**Entries shown**
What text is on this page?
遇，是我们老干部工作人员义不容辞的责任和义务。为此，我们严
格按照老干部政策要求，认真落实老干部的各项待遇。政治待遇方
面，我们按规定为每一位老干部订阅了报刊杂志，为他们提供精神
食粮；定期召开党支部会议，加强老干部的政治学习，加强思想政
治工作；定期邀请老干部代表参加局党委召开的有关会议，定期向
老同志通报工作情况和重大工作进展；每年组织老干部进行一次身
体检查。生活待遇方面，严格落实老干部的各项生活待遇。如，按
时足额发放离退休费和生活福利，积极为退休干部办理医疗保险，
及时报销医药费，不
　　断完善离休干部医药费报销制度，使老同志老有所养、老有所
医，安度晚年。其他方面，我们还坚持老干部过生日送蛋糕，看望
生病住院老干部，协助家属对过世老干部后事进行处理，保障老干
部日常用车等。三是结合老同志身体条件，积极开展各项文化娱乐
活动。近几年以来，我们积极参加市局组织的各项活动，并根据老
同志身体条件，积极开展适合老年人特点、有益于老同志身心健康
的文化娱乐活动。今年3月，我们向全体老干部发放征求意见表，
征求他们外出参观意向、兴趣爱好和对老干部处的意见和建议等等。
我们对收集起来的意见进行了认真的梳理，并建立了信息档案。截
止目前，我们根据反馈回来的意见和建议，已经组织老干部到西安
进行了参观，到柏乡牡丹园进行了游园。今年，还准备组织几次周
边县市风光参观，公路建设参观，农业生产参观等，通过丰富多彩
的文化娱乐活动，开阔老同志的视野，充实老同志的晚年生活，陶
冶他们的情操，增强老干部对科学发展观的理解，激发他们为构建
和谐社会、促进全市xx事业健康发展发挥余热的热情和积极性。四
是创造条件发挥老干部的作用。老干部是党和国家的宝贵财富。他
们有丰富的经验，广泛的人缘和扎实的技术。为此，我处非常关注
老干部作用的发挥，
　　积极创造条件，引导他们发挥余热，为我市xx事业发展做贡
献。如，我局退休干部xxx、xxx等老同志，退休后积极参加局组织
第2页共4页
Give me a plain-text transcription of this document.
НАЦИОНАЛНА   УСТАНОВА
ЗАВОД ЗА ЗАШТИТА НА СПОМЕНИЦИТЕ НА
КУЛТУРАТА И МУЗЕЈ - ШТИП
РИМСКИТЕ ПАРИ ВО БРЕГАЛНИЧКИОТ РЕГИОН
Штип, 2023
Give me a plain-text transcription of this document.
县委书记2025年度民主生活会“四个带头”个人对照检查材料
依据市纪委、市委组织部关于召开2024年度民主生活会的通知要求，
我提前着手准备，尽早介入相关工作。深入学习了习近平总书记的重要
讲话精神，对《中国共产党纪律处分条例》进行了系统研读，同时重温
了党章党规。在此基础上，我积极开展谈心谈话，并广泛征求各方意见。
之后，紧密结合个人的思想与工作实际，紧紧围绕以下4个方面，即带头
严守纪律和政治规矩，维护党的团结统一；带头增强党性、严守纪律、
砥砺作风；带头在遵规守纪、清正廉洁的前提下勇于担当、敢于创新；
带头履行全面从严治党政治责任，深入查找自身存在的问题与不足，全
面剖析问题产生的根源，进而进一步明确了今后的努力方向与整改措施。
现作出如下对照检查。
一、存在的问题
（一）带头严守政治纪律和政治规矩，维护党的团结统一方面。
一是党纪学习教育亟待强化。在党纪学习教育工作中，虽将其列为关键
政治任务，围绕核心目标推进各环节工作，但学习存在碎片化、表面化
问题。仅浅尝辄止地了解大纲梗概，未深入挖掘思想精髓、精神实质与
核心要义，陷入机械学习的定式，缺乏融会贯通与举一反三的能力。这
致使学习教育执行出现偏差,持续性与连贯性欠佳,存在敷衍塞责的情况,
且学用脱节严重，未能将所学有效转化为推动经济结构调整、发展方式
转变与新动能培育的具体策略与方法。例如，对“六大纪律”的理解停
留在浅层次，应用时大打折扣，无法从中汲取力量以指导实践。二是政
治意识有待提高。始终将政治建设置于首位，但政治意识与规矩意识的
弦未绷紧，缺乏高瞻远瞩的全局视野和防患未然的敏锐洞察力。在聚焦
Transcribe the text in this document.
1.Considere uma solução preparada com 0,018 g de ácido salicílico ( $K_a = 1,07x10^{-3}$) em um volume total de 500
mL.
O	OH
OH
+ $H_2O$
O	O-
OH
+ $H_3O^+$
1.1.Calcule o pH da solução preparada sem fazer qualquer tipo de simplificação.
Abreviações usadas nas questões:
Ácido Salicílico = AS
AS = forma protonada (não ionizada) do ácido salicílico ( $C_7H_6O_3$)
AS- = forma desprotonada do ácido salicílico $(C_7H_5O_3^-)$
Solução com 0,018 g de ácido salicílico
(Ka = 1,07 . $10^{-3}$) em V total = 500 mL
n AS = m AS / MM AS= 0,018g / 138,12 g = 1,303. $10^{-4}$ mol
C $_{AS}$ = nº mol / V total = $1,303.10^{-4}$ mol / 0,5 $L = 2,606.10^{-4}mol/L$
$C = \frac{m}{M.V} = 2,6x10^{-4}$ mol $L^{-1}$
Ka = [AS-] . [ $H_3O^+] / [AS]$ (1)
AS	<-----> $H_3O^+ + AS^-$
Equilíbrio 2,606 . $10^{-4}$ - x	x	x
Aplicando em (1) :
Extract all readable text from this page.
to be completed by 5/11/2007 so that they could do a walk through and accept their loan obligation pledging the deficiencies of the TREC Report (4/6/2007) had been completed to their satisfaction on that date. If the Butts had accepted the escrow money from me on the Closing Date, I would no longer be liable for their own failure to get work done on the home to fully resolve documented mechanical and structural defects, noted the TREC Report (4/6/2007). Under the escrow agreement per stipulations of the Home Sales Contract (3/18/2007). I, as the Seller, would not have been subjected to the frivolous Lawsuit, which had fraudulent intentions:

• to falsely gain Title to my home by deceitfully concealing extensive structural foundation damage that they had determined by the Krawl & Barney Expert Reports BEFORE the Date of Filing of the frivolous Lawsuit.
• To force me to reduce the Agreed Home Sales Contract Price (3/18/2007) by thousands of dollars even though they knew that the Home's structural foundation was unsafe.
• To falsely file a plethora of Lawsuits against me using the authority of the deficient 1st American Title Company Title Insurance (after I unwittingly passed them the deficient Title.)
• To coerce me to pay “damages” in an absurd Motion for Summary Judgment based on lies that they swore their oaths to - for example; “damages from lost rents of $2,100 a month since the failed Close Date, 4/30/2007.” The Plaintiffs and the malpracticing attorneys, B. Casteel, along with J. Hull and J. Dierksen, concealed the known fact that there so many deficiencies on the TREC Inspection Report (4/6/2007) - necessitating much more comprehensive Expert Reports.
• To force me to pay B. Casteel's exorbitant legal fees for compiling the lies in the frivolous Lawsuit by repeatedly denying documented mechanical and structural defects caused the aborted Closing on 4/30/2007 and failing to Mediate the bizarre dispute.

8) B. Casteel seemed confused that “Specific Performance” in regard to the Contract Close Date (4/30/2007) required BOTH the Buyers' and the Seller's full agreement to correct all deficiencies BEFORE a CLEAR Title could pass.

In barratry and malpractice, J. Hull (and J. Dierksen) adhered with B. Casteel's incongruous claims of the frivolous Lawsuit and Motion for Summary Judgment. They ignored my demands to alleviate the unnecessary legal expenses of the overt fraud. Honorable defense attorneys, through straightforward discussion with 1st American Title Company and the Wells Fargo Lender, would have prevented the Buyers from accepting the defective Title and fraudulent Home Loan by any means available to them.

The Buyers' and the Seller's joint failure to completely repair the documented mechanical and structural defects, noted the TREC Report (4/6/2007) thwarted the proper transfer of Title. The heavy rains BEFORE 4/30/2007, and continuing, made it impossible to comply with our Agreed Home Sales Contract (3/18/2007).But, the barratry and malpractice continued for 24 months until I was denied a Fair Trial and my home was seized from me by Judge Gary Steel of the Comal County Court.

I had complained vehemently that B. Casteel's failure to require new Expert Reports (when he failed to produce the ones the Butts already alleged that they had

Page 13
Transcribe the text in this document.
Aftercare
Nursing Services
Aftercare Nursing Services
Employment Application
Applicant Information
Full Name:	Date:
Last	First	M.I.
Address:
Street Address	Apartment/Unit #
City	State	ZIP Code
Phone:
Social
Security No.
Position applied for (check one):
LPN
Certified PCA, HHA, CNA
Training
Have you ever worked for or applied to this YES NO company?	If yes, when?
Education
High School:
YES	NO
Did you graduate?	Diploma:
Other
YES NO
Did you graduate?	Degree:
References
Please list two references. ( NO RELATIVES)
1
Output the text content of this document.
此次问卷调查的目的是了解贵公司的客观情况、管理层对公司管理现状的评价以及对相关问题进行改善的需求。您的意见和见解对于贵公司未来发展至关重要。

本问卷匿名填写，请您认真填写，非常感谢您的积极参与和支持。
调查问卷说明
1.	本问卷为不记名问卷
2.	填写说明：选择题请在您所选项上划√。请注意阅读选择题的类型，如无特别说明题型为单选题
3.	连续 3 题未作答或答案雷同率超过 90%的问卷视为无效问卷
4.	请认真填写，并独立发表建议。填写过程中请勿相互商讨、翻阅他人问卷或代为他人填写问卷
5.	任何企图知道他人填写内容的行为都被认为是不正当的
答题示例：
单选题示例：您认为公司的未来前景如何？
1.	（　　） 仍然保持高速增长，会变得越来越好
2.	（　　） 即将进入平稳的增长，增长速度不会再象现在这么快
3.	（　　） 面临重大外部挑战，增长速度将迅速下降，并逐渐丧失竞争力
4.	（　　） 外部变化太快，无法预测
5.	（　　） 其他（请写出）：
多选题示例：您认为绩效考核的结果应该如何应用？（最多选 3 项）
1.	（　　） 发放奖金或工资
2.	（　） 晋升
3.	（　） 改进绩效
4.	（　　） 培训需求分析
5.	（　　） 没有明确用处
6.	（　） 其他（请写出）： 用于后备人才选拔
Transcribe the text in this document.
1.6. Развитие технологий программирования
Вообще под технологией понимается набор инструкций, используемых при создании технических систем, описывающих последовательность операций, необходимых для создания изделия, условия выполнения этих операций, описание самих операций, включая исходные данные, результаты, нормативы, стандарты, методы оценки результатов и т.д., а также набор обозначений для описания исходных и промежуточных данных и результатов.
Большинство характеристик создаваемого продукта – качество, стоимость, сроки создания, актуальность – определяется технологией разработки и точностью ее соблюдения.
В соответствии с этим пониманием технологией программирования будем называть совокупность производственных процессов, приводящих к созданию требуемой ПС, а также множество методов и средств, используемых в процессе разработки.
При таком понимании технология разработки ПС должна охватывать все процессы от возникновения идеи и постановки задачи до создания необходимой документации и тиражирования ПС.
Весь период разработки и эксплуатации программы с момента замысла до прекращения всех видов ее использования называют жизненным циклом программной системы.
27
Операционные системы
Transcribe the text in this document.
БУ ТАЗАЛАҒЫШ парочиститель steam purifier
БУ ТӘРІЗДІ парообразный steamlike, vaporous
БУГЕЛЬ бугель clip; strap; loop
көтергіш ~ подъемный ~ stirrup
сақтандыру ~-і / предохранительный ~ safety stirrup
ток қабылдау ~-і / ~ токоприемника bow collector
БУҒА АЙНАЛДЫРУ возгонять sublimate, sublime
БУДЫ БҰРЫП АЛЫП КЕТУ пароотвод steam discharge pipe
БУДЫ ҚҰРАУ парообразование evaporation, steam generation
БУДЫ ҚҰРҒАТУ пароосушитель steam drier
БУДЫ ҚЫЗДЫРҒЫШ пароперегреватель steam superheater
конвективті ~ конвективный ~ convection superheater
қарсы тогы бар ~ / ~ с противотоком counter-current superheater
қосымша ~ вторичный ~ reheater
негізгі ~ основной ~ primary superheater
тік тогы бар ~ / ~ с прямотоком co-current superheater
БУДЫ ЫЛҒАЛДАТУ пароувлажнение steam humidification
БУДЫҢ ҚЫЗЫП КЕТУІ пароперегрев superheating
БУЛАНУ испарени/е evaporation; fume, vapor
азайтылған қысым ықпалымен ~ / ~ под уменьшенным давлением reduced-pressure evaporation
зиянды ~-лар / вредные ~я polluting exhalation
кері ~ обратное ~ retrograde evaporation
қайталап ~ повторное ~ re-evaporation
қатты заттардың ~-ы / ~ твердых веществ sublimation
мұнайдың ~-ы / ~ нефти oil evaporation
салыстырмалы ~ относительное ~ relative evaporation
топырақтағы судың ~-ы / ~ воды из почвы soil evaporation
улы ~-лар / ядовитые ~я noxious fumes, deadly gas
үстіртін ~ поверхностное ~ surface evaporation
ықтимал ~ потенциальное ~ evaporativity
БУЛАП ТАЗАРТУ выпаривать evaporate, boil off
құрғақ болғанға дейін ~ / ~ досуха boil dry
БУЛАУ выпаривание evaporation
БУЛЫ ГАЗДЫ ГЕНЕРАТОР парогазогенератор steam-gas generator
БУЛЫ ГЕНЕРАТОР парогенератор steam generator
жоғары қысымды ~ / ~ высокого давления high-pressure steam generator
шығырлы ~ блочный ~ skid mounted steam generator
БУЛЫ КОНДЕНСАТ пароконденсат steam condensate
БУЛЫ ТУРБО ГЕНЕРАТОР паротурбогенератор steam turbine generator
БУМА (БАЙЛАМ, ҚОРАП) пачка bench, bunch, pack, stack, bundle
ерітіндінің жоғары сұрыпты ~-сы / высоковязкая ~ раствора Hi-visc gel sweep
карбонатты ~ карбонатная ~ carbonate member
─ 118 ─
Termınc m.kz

**What is needed**
Identify the lines in the records above that contain the word "Nursing", then state how many there are and nothing more.

**Solution to the problem**
2